Extract, from the listing that follows, each line containing the word "page".

** Start Input rows **

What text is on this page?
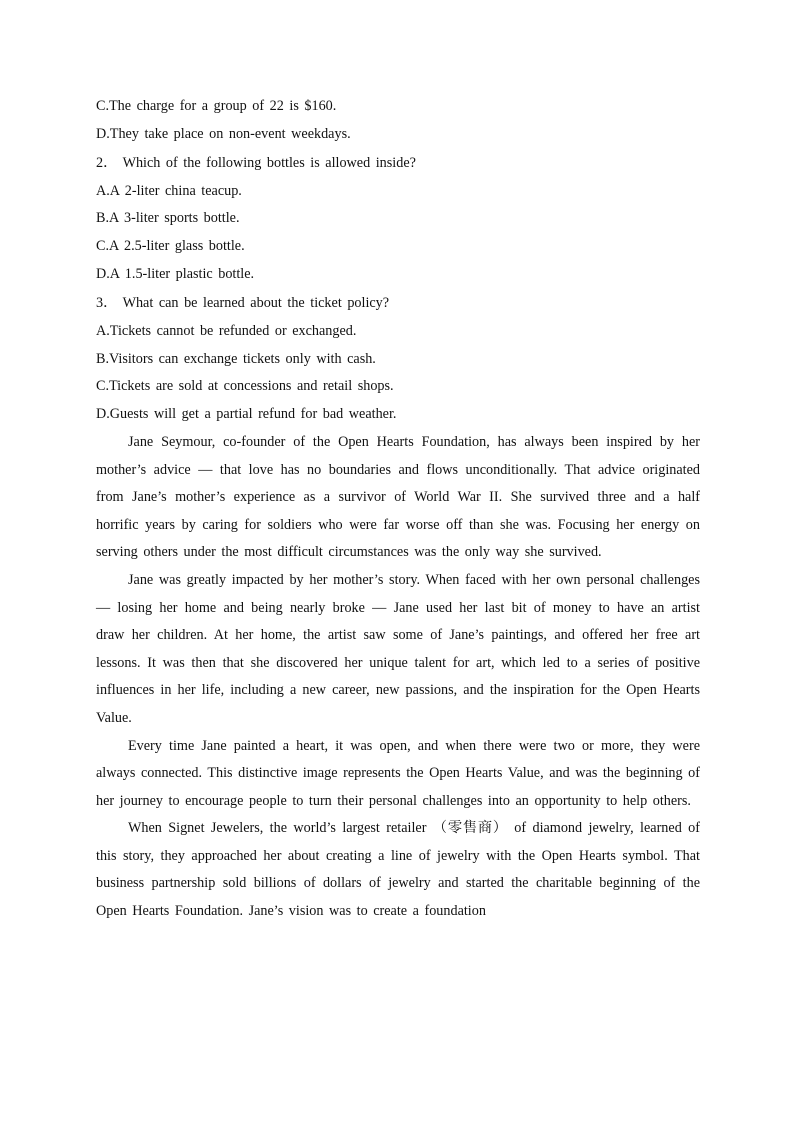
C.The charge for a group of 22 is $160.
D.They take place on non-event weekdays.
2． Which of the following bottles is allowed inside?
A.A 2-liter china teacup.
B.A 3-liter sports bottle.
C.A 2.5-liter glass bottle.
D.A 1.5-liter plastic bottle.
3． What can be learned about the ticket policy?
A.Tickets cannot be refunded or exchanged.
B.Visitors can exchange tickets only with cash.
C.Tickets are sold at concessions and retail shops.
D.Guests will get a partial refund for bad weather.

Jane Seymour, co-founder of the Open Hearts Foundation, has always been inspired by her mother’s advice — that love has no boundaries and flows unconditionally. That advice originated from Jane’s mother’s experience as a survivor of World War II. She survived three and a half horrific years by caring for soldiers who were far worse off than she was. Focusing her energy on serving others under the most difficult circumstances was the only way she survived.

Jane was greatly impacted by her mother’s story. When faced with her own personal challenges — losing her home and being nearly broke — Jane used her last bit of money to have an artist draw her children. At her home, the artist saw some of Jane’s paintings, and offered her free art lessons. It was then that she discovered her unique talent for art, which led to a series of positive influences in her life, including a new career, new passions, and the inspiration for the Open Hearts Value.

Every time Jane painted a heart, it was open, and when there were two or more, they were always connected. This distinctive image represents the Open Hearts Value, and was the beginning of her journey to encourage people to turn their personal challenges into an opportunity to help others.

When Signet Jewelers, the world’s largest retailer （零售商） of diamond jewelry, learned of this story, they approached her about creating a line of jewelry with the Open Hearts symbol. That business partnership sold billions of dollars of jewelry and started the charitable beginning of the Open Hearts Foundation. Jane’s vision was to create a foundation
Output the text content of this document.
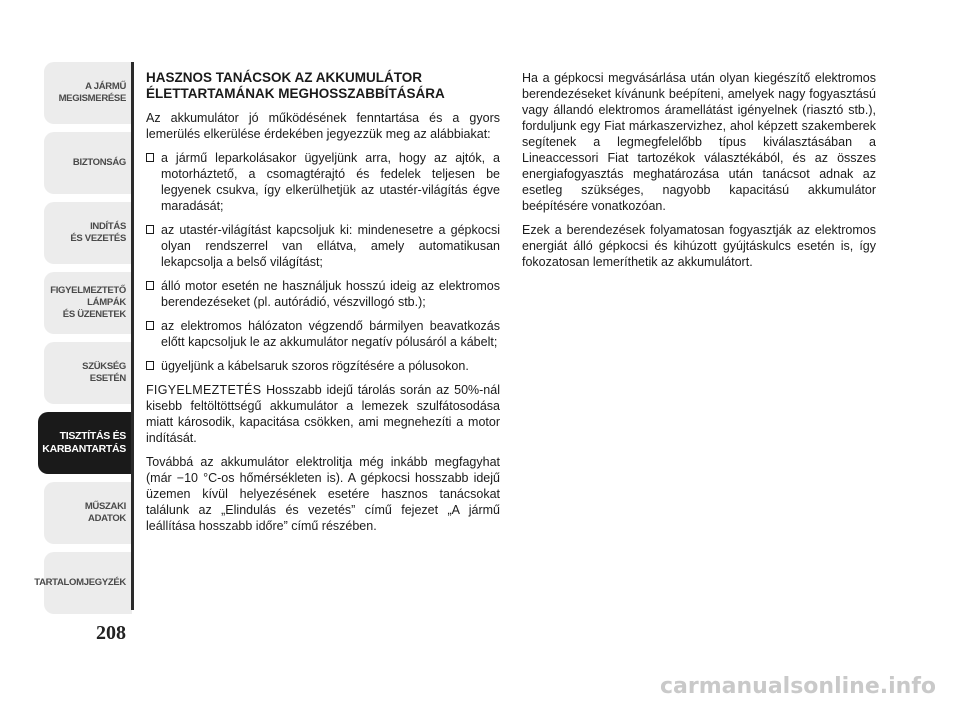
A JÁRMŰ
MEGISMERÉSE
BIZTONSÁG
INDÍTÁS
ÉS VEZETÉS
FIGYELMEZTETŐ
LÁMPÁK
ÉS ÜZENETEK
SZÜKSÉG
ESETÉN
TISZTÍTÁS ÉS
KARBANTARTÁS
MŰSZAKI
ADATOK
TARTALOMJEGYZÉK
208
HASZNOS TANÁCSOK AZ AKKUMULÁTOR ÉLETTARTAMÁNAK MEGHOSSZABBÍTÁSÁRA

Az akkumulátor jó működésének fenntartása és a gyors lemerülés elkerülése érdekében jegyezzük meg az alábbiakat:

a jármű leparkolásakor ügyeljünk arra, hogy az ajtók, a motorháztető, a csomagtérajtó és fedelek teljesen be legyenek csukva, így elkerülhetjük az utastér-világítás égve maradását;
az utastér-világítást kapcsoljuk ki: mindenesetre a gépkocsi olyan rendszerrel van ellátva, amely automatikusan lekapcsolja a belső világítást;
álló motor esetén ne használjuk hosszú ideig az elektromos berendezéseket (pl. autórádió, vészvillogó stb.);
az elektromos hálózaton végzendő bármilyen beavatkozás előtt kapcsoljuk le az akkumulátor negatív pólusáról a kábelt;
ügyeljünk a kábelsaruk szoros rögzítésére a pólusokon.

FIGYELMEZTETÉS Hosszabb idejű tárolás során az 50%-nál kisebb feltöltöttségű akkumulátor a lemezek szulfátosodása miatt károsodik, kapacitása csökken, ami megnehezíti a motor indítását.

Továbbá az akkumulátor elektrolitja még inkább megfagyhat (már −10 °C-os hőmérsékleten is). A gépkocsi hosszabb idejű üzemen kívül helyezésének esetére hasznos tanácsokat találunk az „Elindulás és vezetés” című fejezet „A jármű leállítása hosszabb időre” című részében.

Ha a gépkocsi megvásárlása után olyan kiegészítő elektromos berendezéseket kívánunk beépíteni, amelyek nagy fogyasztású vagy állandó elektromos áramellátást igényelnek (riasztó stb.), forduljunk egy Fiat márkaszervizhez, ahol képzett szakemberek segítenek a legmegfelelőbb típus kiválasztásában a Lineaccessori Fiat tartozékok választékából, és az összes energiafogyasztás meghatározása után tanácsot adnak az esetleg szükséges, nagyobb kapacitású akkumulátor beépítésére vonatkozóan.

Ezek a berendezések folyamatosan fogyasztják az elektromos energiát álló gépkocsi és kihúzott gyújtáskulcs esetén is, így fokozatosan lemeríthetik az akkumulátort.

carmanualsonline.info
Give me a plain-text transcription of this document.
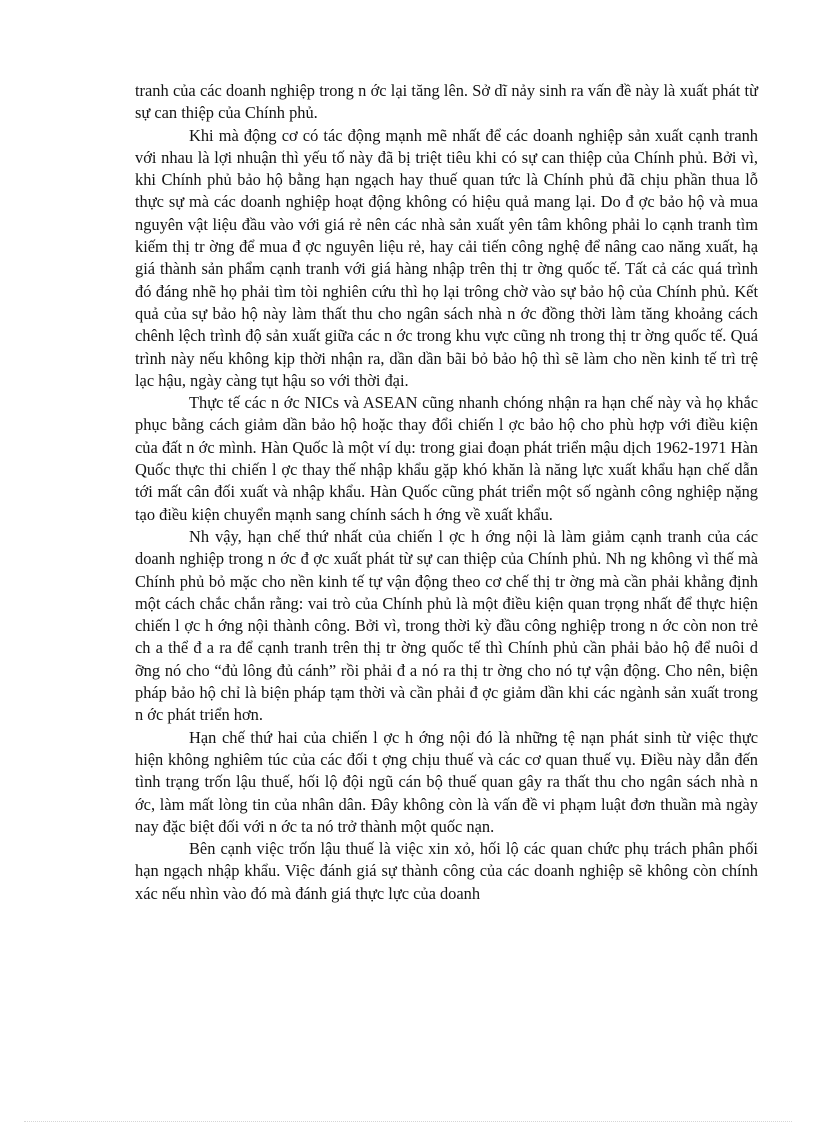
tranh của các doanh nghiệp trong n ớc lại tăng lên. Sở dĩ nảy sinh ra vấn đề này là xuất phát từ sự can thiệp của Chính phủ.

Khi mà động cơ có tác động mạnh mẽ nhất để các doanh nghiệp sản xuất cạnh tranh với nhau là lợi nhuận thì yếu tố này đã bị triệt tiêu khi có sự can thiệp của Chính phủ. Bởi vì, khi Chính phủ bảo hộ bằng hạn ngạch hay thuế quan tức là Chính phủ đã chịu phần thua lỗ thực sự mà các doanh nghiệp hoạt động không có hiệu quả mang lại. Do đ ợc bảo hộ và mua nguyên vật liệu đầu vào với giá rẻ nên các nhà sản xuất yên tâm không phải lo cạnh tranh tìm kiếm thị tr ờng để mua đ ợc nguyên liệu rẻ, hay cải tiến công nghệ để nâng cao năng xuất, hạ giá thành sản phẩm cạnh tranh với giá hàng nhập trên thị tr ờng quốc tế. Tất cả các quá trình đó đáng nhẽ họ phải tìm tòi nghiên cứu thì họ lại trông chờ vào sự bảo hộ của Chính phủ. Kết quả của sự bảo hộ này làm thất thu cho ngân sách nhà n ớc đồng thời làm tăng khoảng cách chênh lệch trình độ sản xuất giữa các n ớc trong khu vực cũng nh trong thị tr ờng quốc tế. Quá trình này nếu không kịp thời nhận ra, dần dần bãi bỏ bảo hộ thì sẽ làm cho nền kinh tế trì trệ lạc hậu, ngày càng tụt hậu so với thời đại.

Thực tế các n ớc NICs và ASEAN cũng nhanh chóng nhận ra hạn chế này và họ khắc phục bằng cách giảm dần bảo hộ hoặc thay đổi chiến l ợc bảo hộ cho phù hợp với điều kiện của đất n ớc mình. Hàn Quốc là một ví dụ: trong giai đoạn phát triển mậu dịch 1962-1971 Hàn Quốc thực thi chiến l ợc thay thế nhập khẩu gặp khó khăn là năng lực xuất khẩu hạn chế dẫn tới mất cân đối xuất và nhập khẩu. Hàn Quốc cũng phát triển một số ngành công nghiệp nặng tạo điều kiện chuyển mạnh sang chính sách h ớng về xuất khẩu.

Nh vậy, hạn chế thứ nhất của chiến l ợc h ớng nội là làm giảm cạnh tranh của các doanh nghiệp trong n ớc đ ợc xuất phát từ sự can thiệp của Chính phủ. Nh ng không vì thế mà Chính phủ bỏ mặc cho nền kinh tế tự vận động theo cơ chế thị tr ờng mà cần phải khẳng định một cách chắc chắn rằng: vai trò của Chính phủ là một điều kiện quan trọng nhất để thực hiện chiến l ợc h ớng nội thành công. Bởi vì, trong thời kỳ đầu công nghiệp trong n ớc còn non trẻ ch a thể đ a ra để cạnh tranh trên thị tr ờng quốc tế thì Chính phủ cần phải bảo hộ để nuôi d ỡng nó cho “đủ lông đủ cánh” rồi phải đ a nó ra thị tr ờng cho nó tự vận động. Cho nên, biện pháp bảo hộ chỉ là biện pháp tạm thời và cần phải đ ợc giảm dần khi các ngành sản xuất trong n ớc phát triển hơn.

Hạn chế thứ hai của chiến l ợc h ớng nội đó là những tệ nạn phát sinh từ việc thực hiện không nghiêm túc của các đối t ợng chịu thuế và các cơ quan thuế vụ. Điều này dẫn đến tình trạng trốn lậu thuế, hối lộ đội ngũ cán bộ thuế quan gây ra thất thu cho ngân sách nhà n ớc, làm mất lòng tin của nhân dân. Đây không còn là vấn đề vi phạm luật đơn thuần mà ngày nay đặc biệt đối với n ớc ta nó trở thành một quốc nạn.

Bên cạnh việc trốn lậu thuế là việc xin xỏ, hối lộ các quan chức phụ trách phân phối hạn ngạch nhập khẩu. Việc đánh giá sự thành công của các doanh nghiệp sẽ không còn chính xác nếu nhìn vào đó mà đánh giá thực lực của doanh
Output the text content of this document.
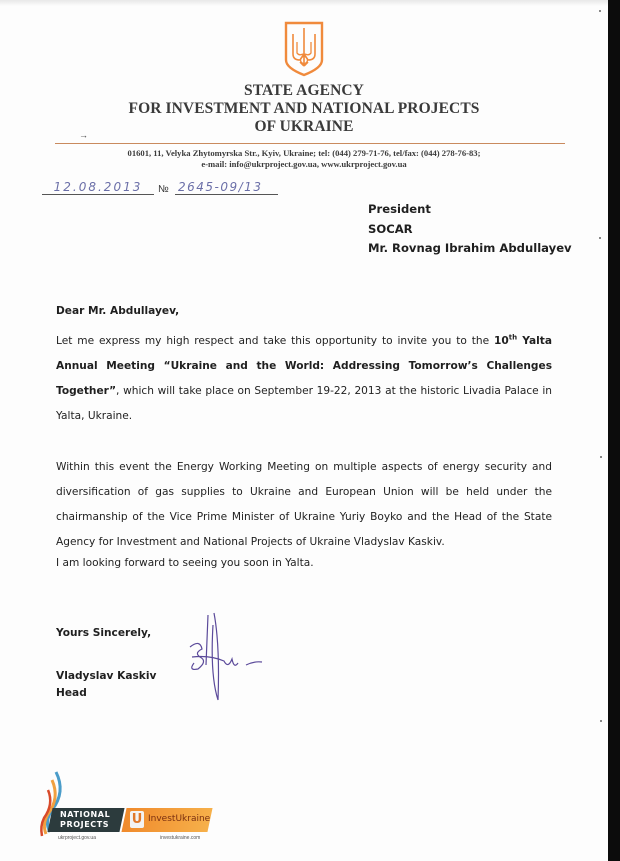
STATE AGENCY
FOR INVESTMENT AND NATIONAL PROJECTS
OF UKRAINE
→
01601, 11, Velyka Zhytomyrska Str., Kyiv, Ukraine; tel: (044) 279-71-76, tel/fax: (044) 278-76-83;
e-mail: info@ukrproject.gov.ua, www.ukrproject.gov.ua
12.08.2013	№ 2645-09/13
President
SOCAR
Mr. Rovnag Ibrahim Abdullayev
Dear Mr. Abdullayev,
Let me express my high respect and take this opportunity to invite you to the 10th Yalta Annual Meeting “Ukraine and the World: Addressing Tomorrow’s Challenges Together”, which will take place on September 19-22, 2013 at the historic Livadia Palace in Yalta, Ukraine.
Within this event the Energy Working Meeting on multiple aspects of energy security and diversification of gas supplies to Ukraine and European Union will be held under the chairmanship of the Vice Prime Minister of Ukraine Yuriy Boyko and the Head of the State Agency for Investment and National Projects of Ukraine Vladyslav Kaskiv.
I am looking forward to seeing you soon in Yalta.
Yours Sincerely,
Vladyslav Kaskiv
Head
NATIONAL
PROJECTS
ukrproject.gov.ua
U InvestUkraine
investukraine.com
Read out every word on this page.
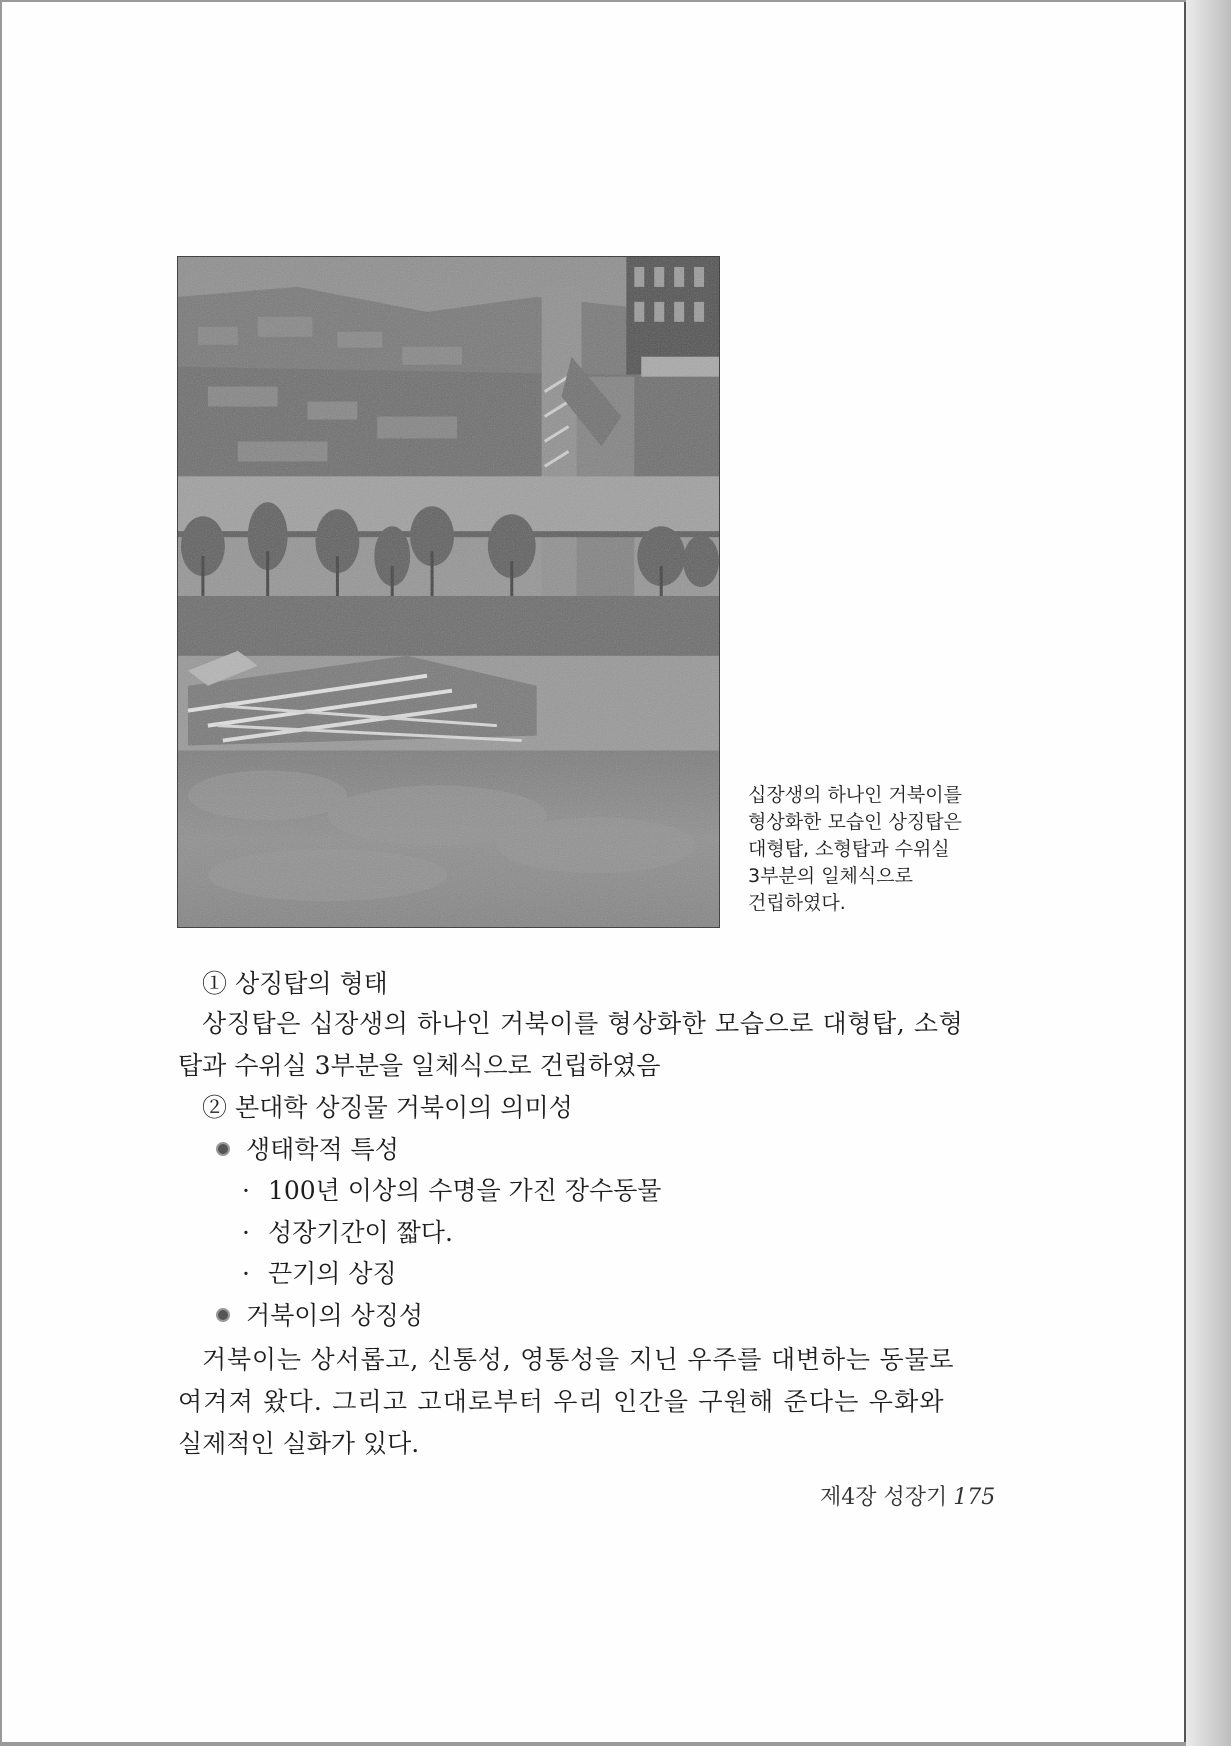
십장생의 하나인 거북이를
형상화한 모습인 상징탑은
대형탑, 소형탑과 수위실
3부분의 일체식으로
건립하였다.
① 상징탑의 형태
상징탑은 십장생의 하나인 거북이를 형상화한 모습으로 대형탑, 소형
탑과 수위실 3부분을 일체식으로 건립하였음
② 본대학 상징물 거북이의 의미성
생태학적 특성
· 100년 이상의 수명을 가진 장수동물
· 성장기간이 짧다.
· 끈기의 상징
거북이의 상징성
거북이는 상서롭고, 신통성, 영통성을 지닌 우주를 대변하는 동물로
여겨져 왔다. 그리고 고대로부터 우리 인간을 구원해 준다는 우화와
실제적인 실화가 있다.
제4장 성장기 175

** End Input rows **

* Result below
What text is on this page?
Read out every word on this page.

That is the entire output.